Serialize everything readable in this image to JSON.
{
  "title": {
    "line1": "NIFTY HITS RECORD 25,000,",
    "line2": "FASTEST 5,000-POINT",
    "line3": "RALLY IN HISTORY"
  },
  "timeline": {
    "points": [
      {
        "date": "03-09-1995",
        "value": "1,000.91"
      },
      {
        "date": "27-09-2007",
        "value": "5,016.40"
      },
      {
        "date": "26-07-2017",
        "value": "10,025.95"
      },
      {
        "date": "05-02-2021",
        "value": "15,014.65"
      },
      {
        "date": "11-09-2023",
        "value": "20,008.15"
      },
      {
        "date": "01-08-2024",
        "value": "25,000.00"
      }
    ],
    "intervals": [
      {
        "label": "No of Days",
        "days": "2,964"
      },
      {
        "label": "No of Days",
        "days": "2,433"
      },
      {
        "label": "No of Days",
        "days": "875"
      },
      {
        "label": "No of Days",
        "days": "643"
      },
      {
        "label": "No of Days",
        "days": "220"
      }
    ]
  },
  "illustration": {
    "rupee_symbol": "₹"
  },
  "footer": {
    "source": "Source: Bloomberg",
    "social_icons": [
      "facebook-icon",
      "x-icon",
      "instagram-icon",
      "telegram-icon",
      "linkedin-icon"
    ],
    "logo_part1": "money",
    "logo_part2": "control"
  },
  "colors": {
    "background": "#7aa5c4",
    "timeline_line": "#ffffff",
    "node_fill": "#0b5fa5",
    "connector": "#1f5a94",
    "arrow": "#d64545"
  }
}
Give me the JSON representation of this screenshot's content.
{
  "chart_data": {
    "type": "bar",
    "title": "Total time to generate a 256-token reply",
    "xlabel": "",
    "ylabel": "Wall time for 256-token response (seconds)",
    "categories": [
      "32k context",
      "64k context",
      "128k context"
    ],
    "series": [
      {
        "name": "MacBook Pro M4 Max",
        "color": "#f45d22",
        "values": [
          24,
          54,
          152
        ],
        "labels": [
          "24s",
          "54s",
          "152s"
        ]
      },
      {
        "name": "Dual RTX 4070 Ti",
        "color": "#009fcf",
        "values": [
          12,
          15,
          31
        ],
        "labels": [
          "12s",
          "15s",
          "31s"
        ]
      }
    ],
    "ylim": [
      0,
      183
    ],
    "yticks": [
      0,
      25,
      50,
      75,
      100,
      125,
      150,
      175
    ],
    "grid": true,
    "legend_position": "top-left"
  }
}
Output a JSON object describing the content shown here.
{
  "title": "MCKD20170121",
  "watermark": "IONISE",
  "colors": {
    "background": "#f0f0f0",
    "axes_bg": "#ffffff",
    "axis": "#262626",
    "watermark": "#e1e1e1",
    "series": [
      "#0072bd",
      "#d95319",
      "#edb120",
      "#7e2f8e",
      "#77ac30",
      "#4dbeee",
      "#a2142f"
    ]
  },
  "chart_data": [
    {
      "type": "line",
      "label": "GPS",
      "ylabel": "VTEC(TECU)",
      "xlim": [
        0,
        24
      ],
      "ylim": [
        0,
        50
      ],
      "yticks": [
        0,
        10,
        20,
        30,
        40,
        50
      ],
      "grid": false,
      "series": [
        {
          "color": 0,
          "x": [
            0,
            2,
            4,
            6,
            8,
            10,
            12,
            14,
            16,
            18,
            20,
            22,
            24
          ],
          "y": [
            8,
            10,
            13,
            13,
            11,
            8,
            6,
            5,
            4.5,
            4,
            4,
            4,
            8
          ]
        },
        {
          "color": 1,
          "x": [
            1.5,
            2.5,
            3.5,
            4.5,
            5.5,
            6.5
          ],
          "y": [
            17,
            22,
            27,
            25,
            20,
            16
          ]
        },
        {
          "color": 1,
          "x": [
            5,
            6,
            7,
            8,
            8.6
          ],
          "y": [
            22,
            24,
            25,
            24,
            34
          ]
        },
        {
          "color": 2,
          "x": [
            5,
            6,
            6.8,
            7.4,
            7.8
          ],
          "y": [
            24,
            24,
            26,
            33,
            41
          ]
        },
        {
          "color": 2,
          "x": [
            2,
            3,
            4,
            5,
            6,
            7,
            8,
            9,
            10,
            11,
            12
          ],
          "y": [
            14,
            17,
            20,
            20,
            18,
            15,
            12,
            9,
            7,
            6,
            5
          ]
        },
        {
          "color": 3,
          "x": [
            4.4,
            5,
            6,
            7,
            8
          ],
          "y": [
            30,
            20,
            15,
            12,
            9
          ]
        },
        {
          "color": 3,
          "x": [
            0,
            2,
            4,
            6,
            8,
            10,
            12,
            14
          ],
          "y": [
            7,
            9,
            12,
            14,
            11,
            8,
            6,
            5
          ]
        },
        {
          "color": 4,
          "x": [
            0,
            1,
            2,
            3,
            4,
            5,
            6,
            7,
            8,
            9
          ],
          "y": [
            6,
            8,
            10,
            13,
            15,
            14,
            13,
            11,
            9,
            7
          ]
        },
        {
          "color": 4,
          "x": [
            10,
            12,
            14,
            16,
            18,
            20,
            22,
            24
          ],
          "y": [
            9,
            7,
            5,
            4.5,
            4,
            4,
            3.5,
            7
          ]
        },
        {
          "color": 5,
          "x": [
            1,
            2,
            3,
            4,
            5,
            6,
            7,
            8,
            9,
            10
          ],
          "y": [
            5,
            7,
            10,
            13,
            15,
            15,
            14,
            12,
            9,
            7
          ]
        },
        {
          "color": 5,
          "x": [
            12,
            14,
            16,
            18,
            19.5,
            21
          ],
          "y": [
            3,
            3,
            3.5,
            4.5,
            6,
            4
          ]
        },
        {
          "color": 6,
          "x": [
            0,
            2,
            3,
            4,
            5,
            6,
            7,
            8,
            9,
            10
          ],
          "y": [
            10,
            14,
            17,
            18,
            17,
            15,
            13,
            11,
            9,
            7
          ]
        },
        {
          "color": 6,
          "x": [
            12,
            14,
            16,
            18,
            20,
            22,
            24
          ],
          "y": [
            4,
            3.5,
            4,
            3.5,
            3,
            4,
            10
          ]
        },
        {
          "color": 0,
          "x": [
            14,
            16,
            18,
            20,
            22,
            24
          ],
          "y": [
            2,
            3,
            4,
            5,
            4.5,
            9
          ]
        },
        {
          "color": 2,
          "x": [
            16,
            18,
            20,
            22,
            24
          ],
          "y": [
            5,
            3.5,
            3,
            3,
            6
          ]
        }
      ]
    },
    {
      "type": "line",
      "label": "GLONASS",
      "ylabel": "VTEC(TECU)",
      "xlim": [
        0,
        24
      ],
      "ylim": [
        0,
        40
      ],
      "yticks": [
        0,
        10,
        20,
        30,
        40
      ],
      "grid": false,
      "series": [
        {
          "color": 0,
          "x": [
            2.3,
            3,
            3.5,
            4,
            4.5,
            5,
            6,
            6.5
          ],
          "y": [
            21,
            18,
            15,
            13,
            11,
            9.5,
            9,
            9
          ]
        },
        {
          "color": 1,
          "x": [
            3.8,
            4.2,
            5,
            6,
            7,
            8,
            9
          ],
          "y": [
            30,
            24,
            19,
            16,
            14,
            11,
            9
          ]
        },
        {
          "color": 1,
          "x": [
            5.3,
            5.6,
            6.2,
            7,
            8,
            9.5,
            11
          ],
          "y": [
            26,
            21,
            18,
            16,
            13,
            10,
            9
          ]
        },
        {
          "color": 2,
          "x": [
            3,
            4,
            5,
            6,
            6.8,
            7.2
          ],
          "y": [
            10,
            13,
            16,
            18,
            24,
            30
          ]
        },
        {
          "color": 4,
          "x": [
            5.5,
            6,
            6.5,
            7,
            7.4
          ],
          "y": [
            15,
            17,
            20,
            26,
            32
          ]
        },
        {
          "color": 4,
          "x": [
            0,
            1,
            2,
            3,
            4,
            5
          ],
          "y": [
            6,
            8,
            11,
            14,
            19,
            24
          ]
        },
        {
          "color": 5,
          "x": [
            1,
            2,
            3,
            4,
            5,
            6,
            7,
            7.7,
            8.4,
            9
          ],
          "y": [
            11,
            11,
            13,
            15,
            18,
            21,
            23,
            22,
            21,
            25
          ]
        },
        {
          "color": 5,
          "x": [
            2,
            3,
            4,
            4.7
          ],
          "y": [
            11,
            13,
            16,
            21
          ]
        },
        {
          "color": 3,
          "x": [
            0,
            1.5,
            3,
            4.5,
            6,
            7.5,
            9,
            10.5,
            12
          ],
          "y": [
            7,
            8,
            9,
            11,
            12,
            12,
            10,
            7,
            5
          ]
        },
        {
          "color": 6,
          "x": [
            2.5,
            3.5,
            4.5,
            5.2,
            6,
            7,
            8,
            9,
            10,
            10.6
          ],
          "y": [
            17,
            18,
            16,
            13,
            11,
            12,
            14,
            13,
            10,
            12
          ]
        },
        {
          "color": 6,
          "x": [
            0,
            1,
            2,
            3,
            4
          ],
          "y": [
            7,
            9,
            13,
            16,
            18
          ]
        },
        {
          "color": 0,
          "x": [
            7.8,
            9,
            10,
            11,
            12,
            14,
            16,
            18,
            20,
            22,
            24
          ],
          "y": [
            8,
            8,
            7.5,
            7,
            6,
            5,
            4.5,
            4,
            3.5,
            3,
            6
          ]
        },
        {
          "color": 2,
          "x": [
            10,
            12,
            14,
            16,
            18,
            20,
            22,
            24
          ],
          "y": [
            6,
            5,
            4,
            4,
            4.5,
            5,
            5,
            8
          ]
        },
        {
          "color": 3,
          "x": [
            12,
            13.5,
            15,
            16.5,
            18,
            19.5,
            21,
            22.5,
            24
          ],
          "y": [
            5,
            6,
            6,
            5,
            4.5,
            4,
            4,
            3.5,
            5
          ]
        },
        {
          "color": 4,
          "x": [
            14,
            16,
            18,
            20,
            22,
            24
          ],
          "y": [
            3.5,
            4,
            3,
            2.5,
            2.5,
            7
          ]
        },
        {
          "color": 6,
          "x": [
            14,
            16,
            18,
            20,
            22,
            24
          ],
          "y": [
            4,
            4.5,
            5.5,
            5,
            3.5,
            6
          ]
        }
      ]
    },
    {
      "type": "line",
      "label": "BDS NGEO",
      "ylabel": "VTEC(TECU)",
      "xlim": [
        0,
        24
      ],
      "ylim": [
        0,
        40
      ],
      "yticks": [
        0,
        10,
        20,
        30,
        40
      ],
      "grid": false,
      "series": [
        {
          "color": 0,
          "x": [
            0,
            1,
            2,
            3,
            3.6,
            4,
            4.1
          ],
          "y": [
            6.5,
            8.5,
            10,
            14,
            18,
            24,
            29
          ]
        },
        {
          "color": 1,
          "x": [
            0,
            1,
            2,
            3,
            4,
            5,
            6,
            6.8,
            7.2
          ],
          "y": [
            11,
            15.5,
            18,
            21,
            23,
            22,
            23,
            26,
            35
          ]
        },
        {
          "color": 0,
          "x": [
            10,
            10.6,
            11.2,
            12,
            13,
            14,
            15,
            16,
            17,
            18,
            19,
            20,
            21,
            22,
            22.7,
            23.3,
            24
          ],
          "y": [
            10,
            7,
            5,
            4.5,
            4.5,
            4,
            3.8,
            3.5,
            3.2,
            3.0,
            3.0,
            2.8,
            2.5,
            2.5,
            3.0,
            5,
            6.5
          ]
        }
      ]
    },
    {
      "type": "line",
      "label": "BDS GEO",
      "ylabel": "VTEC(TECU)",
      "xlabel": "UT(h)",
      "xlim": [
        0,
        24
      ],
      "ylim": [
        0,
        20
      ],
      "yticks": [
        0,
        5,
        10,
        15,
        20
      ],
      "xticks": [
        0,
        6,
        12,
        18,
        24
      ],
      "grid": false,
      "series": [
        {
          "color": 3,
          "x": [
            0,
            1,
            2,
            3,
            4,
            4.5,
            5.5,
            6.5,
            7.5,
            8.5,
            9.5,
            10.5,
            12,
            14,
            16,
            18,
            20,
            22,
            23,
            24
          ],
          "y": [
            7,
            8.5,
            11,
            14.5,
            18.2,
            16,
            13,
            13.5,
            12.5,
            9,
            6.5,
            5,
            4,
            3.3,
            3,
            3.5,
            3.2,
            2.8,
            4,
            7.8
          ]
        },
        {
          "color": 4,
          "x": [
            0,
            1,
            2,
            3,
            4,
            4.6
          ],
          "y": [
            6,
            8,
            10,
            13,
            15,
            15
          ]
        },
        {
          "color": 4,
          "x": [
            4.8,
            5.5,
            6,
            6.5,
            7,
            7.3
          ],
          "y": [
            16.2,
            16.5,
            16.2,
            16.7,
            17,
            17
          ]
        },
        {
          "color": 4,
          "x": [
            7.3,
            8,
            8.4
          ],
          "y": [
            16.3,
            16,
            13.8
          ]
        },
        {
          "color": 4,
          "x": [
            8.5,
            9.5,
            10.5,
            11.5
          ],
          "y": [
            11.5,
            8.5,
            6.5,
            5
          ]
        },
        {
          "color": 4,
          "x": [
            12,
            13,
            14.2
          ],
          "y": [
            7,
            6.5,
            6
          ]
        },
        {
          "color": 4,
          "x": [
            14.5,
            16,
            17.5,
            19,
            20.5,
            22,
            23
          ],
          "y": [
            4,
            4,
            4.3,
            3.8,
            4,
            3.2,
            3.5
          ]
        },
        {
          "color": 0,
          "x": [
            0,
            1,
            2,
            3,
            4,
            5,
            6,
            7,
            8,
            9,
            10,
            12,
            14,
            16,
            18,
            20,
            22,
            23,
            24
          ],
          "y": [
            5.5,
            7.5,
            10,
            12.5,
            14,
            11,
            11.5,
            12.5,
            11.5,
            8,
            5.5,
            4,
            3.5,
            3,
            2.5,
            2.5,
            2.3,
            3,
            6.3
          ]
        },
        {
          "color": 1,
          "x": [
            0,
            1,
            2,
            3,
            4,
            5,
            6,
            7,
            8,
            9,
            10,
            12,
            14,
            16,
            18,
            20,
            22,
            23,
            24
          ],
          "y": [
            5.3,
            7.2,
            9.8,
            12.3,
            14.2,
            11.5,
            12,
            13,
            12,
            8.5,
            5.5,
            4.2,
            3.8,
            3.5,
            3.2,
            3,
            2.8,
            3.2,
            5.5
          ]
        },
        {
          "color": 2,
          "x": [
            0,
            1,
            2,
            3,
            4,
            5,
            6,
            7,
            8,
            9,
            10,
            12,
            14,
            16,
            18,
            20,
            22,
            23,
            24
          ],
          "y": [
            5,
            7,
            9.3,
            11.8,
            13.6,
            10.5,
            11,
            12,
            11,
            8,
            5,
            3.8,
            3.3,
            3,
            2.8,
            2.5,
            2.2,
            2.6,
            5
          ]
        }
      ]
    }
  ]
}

WHAT IS EXPECTED >> Gather all lines of the records that include the word "watermark".

THE RESULT >>
  "watermark": "IONISE",
    "watermark": "#e1e1e1",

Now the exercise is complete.